▸ **WRITTEN INSTRUCTION**
Omit the images, then print each record below exactly as it reads.

▸ **SOURCE MATERIAL**
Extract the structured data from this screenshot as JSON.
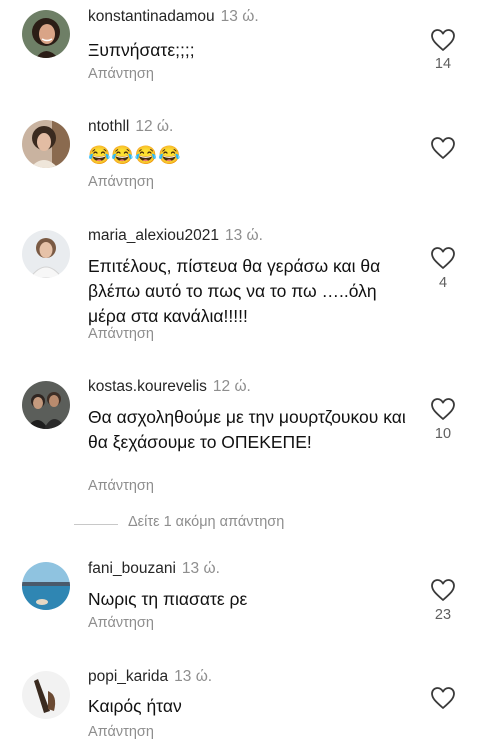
{
  "comments": [
    {
      "username": "konstantinadamou",
      "time": "13 ώ.",
      "text": "Ξυπνήσατε;;;;",
      "reply": "Απάντηση",
      "likes": "14",
      "avatar_icon": "avatar-woman-dark-hair"
    },
    {
      "username": "ntothll",
      "time": "12 ώ.",
      "text": "😂😂😂😂",
      "reply": "Απάντηση",
      "likes": "",
      "avatar_icon": "avatar-woman-glasses"
    },
    {
      "username": "maria_alexiou2021",
      "time": "13 ώ.",
      "text": "Επιτέλους, πίστευα θα γεράσω και θα βλέπω αυτό το πως να το πω …..όλη μέρα στα κανάλια!!!!!",
      "reply": "Απάντηση",
      "likes": "4",
      "avatar_icon": "avatar-woman-light"
    },
    {
      "username": "kostas.kourevelis",
      "time": "12 ώ.",
      "text": "Θα ασχοληθούμε με την μουρτζουκου και θα ξεχάσουμε το ΟΠΕΚΕΠΕ!",
      "reply": "Απάντηση",
      "likes": "10",
      "avatar_icon": "avatar-group-photo"
    },
    {
      "username": "fani_bouzani",
      "time": "13 ώ.",
      "text": "Νωρις τη πιασατε ρε",
      "reply": "Απάντηση",
      "likes": "23",
      "avatar_icon": "avatar-sea-landscape"
    },
    {
      "username": "popi_karida",
      "time": "13 ώ.",
      "text": "Καιρός ήταν",
      "reply": "Απάντηση",
      "likes": "",
      "avatar_icon": "avatar-dark-object"
    }
  ],
  "more_replies": "Δείτε 1 ακόμη απάντηση",
  "colors": {
    "muted": "#8e8e8e",
    "text": "#111111",
    "background": "#ffffff"
  }
}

▸ **EXERCISE RESULT**
Extract the structured data from this screenshot as JSON.
{
  "comments": [
    {
      "username": "konstantinadamou",
      "time": "13 ώ.",
      "text": "Ξυπνήσατε;;;;",
      "reply": "Απάντηση",
      "likes": "14",
      "avatar_icon": "avatar-woman-dark-hair"
    },
    {
      "username": "ntothll",
      "time": "12 ώ.",
      "text": "😂😂😂😂",
      "reply": "Απάντηση",
      "likes": "",
      "avatar_icon": "avatar-woman-glasses"
    },
    {
      "username": "maria_alexiou2021",
      "time": "13 ώ.",
      "text": "Επιτέλους, πίστευα θα γεράσω και θα βλέπω αυτό το πως να το πω …..όλη μέρα στα κανάλια!!!!!",
      "reply": "Απάντηση",
      "likes": "4",
      "avatar_icon": "avatar-woman-light"
    },
    {
      "username": "kostas.kourevelis",
      "time": "12 ώ.",
      "text": "Θα ασχοληθούμε με την μουρτζουκου και θα ξεχάσουμε το ΟΠΕΚΕΠΕ!",
      "reply": "Απάντηση",
      "likes": "10",
      "avatar_icon": "avatar-group-photo"
    },
    {
      "username": "fani_bouzani",
      "time": "13 ώ.",
      "text": "Νωρις τη πιασατε ρε",
      "reply": "Απάντηση",
      "likes": "23",
      "avatar_icon": "avatar-sea-landscape"
    },
    {
      "username": "popi_karida",
      "time": "13 ώ.",
      "text": "Καιρός ήταν",
      "reply": "Απάντηση",
      "likes": "",
      "avatar_icon": "avatar-dark-object"
    }
  ],
  "more_replies": "Δείτε 1 ακόμη απάντηση",
  "colors": {
    "muted": "#8e8e8e",
    "text": "#111111",
    "background": "#ffffff"
  }
}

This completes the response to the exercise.